REQUEST
Print out every record exactly as it appears.

RECORDS FOR THE TASK
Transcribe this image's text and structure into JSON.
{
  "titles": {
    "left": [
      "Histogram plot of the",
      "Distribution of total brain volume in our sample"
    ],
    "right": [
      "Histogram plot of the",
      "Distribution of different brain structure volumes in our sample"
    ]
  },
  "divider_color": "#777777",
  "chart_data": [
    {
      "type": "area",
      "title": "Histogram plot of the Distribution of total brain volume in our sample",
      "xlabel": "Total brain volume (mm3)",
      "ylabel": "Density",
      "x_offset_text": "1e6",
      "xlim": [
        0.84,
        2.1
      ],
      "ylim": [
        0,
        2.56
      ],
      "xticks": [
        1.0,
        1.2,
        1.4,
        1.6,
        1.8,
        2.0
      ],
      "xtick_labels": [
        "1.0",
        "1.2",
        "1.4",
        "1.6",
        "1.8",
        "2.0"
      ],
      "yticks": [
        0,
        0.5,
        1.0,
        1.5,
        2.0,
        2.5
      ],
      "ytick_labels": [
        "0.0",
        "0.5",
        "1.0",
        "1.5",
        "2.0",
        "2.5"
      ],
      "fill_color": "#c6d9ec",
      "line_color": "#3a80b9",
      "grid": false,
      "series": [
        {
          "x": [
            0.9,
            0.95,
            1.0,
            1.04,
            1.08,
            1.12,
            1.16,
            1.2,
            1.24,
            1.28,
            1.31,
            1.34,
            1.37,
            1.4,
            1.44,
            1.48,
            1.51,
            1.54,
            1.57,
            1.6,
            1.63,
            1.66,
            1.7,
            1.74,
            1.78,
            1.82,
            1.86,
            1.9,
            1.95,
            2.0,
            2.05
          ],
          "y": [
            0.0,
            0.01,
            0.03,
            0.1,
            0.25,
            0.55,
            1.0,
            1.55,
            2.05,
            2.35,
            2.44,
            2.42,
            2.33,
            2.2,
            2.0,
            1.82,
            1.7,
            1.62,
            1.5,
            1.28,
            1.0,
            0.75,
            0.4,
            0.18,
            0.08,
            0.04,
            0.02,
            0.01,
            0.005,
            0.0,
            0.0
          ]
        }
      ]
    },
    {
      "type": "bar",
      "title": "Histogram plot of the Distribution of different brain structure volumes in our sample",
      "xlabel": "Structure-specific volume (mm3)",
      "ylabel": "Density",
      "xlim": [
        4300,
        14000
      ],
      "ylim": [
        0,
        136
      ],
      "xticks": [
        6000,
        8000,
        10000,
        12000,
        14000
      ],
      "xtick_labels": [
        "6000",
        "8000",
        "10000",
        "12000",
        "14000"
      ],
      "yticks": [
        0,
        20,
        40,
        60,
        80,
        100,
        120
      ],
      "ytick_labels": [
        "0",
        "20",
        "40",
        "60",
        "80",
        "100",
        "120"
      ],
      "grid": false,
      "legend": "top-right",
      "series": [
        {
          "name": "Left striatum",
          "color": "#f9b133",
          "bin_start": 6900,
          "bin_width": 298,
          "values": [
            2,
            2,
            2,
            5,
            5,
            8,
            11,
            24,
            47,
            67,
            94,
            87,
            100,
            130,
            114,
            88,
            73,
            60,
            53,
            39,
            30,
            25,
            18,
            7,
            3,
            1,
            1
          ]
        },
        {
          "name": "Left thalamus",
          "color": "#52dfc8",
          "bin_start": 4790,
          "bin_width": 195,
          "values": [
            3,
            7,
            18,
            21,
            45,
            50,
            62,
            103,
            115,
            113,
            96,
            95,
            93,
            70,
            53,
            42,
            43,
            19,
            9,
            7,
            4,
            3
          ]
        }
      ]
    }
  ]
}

EXERCISE SOLUTION
Transcribe this image's text and structure into JSON.
{
  "titles": {
    "left": [
      "Histogram plot of the",
      "Distribution of total brain volume in our sample"
    ],
    "right": [
      "Histogram plot of the",
      "Distribution of different brain structure volumes in our sample"
    ]
  },
  "divider_color": "#777777",
  "chart_data": [
    {
      "type": "area",
      "title": "Histogram plot of the Distribution of total brain volume in our sample",
      "xlabel": "Total brain volume (mm3)",
      "ylabel": "Density",
      "x_offset_text": "1e6",
      "xlim": [
        0.84,
        2.1
      ],
      "ylim": [
        0,
        2.56
      ],
      "xticks": [
        1.0,
        1.2,
        1.4,
        1.6,
        1.8,
        2.0
      ],
      "xtick_labels": [
        "1.0",
        "1.2",
        "1.4",
        "1.6",
        "1.8",
        "2.0"
      ],
      "yticks": [
        0,
        0.5,
        1.0,
        1.5,
        2.0,
        2.5
      ],
      "ytick_labels": [
        "0.0",
        "0.5",
        "1.0",
        "1.5",
        "2.0",
        "2.5"
      ],
      "fill_color": "#c6d9ec",
      "line_color": "#3a80b9",
      "grid": false,
      "series": [
        {
          "x": [
            0.9,
            0.95,
            1.0,
            1.04,
            1.08,
            1.12,
            1.16,
            1.2,
            1.24,
            1.28,
            1.31,
            1.34,
            1.37,
            1.4,
            1.44,
            1.48,
            1.51,
            1.54,
            1.57,
            1.6,
            1.63,
            1.66,
            1.7,
            1.74,
            1.78,
            1.82,
            1.86,
            1.9,
            1.95,
            2.0,
            2.05
          ],
          "y": [
            0.0,
            0.01,
            0.03,
            0.1,
            0.25,
            0.55,
            1.0,
            1.55,
            2.05,
            2.35,
            2.44,
            2.42,
            2.33,
            2.2,
            2.0,
            1.82,
            1.7,
            1.62,
            1.5,
            1.28,
            1.0,
            0.75,
            0.4,
            0.18,
            0.08,
            0.04,
            0.02,
            0.01,
            0.005,
            0.0,
            0.0
          ]
        }
      ]
    },
    {
      "type": "bar",
      "title": "Histogram plot of the Distribution of different brain structure volumes in our sample",
      "xlabel": "Structure-specific volume (mm3)",
      "ylabel": "Density",
      "xlim": [
        4300,
        14000
      ],
      "ylim": [
        0,
        136
      ],
      "xticks": [
        6000,
        8000,
        10000,
        12000,
        14000
      ],
      "xtick_labels": [
        "6000",
        "8000",
        "10000",
        "12000",
        "14000"
      ],
      "yticks": [
        0,
        20,
        40,
        60,
        80,
        100,
        120
      ],
      "ytick_labels": [
        "0",
        "20",
        "40",
        "60",
        "80",
        "100",
        "120"
      ],
      "grid": false,
      "legend": "top-right",
      "series": [
        {
          "name": "Left striatum",
          "color": "#f9b133",
          "bin_start": 6900,
          "bin_width": 298,
          "values": [
            2,
            2,
            2,
            5,
            5,
            8,
            11,
            24,
            47,
            67,
            94,
            87,
            100,
            130,
            114,
            88,
            73,
            60,
            53,
            39,
            30,
            25,
            18,
            7,
            3,
            1,
            1
          ]
        },
        {
          "name": "Left thalamus",
          "color": "#52dfc8",
          "bin_start": 4790,
          "bin_width": 195,
          "values": [
            3,
            7,
            18,
            21,
            45,
            50,
            62,
            103,
            115,
            113,
            96,
            95,
            93,
            70,
            53,
            42,
            43,
            19,
            9,
            7,
            4,
            3
          ]
        }
      ]
    }
  ]
}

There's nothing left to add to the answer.